>> Begin
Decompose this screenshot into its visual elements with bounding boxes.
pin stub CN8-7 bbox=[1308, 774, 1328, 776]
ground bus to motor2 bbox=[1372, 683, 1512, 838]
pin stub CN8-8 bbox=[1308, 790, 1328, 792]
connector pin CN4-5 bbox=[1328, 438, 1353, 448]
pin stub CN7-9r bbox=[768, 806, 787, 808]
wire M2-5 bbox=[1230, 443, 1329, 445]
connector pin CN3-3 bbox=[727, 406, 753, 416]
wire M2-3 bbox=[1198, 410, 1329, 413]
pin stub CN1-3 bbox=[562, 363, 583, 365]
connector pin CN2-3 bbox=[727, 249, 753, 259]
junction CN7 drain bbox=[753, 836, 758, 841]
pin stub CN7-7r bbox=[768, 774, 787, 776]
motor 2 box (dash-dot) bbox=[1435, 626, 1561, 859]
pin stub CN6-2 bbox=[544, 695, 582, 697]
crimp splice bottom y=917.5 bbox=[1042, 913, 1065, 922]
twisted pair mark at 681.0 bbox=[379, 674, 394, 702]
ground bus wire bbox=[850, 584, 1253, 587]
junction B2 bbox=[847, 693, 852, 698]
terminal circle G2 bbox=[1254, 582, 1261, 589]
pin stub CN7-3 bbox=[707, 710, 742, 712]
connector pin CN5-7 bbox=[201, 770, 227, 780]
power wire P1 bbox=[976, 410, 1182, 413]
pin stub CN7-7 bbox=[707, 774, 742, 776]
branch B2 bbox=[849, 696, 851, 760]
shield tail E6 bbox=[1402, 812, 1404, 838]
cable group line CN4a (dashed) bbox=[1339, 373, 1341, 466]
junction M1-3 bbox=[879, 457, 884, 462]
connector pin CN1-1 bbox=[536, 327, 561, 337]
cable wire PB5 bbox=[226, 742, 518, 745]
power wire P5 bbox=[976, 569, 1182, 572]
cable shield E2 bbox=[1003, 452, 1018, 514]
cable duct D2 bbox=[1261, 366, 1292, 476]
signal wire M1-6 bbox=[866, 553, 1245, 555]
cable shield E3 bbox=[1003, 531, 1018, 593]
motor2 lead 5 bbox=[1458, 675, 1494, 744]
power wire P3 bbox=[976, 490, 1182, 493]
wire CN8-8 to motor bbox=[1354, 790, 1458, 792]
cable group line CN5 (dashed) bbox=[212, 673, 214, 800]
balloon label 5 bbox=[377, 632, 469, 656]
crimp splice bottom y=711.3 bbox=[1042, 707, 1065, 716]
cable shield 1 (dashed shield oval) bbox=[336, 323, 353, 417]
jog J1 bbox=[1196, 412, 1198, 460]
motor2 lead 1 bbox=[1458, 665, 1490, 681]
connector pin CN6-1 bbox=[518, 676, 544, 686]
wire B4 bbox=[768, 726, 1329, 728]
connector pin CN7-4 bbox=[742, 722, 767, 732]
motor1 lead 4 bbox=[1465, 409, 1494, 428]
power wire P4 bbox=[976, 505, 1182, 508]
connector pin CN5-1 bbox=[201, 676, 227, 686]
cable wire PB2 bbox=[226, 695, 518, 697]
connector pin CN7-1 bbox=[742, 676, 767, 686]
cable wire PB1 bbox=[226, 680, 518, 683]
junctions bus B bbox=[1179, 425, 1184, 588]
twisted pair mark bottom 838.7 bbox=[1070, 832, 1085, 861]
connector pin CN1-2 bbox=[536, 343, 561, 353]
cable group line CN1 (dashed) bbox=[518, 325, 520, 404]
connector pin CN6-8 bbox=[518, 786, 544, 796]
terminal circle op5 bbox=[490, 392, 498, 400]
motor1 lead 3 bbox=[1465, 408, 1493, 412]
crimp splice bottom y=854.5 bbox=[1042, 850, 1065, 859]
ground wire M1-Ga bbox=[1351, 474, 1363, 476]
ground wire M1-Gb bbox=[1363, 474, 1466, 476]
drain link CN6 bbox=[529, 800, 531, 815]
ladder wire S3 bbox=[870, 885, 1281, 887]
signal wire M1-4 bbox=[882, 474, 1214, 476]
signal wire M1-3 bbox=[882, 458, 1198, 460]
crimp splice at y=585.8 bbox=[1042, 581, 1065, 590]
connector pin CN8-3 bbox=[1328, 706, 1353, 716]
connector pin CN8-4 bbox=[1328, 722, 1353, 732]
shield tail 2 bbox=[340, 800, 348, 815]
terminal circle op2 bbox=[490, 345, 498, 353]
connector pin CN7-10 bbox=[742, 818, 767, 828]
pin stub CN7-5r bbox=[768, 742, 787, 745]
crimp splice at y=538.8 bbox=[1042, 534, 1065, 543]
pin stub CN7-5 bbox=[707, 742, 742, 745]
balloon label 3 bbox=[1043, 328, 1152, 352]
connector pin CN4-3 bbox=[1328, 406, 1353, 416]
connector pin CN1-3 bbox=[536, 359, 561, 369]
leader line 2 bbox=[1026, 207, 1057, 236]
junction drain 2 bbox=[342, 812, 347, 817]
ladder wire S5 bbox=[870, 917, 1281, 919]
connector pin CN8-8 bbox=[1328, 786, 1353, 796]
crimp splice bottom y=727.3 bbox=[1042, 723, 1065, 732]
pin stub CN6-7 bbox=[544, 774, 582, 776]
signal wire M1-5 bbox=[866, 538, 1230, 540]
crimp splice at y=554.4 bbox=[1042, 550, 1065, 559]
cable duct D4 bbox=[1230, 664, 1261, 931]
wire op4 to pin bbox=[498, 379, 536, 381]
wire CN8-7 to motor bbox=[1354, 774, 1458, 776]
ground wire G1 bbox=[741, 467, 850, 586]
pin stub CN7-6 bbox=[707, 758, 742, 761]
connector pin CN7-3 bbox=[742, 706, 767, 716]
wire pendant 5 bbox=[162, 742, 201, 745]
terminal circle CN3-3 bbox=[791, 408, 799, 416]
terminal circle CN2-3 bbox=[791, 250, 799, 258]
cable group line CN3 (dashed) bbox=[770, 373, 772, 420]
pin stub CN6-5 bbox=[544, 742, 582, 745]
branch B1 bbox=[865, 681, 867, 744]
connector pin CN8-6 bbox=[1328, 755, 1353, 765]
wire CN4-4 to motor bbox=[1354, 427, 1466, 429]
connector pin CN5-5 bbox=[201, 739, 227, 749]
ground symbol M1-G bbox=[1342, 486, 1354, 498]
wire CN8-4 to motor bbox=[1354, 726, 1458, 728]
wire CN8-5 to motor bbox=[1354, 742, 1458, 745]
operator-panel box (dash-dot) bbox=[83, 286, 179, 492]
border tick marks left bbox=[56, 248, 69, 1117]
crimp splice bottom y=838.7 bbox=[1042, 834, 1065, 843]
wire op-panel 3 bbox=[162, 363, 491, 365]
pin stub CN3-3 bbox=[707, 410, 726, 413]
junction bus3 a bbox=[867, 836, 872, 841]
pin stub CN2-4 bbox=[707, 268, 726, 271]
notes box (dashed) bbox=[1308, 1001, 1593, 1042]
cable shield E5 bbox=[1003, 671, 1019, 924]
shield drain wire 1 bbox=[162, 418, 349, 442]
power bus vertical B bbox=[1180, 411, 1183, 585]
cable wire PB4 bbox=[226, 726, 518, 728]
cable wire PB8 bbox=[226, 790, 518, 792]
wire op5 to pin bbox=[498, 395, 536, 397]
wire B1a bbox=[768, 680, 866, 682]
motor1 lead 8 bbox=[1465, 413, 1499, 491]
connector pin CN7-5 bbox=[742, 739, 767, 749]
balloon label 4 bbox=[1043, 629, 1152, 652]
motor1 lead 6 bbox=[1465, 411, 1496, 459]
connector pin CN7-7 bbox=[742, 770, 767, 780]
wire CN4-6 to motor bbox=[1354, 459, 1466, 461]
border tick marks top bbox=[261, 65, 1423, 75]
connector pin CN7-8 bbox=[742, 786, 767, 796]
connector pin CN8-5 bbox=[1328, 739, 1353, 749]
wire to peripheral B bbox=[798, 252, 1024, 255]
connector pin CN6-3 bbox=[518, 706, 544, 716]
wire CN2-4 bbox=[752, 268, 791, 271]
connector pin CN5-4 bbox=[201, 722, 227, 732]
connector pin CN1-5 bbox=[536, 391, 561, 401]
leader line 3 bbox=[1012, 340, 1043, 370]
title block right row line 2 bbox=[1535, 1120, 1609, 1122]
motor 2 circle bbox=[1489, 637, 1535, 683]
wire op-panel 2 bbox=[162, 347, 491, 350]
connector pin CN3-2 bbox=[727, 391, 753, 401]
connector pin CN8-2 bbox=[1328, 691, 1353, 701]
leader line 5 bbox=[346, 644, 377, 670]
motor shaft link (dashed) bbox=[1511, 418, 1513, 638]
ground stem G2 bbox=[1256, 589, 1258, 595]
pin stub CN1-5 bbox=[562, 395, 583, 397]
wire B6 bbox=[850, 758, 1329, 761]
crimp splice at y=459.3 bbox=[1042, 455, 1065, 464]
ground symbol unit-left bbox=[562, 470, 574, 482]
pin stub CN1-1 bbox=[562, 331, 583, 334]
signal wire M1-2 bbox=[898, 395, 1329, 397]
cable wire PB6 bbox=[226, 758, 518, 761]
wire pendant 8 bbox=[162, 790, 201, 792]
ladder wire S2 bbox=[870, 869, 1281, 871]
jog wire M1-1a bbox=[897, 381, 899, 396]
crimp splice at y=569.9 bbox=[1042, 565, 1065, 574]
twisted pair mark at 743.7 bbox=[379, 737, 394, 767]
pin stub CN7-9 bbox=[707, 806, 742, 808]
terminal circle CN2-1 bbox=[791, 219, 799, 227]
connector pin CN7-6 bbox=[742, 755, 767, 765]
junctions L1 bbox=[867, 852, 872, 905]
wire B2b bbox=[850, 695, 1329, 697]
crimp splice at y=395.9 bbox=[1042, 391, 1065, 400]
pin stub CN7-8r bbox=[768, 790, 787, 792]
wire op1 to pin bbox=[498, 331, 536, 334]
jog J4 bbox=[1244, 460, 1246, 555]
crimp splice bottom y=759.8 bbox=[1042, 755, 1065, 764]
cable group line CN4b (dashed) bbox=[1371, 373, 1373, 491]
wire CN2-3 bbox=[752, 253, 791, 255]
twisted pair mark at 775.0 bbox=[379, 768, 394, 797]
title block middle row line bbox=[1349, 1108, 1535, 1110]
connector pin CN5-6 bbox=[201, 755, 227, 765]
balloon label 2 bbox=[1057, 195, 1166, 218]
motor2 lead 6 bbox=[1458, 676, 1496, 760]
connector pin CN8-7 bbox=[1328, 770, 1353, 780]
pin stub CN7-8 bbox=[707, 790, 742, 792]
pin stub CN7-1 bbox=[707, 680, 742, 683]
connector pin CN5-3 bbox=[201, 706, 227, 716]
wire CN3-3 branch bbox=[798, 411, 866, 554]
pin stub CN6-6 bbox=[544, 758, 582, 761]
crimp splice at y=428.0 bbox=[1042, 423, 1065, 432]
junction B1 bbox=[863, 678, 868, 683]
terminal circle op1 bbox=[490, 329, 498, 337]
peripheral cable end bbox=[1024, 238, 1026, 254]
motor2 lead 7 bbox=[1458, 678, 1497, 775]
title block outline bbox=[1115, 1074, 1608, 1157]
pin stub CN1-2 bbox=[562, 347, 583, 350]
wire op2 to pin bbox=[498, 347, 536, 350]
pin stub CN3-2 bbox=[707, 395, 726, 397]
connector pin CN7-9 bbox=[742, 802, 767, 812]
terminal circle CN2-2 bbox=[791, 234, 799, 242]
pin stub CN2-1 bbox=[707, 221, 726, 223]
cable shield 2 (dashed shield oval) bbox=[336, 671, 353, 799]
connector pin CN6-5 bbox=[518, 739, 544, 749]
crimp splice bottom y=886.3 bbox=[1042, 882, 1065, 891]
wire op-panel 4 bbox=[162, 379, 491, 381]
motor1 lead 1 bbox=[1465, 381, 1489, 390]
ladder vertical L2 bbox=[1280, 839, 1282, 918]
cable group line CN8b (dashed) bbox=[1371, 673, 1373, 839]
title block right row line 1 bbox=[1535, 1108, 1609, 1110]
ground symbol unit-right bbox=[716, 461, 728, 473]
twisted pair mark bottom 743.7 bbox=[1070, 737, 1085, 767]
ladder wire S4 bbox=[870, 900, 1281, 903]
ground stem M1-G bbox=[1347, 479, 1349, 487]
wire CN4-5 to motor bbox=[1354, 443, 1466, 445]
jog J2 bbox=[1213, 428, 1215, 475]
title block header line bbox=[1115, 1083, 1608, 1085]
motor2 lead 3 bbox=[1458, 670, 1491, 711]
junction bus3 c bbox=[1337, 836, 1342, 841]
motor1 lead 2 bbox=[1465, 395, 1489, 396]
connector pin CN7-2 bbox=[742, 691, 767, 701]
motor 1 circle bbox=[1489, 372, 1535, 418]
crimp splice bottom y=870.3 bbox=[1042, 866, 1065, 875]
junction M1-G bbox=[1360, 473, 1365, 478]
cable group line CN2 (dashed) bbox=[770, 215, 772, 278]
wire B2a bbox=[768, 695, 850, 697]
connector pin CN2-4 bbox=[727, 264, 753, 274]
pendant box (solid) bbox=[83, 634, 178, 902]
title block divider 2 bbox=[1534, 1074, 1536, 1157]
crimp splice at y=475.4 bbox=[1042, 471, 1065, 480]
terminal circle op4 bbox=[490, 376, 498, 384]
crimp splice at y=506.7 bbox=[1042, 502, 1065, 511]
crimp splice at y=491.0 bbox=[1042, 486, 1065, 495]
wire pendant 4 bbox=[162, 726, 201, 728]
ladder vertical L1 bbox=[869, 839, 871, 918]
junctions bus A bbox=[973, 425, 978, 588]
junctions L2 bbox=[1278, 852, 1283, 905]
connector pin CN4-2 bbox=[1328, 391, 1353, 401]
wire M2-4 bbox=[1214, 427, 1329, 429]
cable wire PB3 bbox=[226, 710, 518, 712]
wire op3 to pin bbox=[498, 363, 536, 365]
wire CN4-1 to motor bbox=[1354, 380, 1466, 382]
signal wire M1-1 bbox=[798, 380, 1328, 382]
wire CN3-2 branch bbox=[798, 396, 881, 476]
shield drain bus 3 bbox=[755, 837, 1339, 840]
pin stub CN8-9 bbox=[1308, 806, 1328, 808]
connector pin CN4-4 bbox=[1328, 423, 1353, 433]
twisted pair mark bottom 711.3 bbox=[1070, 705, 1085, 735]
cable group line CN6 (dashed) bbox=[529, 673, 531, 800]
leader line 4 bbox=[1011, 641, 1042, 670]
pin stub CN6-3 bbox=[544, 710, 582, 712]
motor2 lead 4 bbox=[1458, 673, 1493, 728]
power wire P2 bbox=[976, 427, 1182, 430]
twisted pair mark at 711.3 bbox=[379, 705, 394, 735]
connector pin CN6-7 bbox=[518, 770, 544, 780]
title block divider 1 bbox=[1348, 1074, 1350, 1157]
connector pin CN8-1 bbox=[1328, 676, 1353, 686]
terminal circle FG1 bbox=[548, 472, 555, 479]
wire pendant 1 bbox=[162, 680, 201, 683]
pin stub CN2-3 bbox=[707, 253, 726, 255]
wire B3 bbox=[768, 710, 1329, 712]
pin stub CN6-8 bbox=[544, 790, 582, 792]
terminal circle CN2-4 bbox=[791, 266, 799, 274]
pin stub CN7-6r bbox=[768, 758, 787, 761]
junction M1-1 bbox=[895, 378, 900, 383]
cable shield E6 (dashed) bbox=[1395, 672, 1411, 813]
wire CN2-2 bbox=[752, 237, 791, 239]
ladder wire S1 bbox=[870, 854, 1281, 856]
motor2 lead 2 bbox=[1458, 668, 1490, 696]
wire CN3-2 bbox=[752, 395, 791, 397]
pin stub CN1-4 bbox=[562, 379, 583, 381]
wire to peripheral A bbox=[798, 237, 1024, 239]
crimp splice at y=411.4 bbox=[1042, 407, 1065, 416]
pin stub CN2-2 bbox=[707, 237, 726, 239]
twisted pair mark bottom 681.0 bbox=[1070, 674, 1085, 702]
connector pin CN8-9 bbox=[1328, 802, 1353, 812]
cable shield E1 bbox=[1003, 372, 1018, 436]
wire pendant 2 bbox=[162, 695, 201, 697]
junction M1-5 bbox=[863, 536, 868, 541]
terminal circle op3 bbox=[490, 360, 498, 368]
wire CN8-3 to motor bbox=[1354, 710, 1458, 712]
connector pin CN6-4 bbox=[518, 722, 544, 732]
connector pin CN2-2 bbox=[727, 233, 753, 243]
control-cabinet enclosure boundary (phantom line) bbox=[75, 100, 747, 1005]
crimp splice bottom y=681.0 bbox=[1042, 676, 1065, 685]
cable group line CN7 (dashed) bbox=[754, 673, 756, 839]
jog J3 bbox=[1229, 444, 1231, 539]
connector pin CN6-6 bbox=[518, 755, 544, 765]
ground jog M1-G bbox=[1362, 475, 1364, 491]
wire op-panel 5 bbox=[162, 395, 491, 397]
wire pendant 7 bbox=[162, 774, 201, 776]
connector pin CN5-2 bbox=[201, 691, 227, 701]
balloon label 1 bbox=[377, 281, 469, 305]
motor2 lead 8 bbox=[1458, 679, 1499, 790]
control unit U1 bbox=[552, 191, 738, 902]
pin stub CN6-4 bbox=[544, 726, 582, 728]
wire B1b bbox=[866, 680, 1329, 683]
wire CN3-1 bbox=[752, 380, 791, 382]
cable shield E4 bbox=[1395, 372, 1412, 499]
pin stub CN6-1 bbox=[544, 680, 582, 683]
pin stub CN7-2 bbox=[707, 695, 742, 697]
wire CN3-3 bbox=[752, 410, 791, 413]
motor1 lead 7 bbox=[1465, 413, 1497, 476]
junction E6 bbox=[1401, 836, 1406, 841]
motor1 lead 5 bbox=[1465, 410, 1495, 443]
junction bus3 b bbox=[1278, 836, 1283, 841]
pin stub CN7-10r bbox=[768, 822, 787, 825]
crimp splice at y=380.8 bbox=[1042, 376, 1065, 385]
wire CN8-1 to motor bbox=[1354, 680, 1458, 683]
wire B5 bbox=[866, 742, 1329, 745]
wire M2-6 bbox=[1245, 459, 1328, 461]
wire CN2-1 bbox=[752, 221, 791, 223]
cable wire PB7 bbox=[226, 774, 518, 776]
>> End
** Exercise task **
Put the lines from the start of the records through the line containing "wire M2-5 bbox=[1230, 443, 1329, 445]" into a numbered list, skipping any blank lines.

** Exercise result **
1. Decompose this screenshot into its visual elements with bounding boxes.
2. pin stub CN8-7 bbox=[1308, 774, 1328, 776]
3. ground bus to motor2 bbox=[1372, 683, 1512, 838]
4. pin stub CN8-8 bbox=[1308, 790, 1328, 792]
5. connector pin CN4-5 bbox=[1328, 438, 1353, 448]
6. pin stub CN7-9r bbox=[768, 806, 787, 808]
7. wire M2-5 bbox=[1230, 443, 1329, 445]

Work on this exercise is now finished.